## Instructions for the task:
In the entries that follow, find the word "Graecae" and report each line it is on.

## Data for this task:
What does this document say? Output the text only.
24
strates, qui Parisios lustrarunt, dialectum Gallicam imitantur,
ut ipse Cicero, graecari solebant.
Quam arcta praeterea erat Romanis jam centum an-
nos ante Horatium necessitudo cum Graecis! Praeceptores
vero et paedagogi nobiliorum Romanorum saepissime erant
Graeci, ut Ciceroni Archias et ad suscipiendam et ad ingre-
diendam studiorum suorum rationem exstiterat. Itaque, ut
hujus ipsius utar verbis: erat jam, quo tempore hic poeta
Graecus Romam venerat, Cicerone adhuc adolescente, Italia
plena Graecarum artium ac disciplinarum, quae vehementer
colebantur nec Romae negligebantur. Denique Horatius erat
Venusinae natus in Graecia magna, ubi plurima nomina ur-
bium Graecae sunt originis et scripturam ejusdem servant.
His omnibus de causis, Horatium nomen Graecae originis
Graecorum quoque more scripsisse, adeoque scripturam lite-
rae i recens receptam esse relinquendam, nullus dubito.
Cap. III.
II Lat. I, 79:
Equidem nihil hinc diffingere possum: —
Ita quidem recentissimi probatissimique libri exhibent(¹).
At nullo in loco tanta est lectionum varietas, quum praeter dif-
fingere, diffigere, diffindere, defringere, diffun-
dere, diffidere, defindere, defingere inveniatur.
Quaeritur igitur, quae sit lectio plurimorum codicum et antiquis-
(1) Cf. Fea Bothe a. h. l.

## Finished answer:
bium Graecae sunt originis et scripturam ejusdem servant.
His omnibus de causis, Horatium nomen Graecae originis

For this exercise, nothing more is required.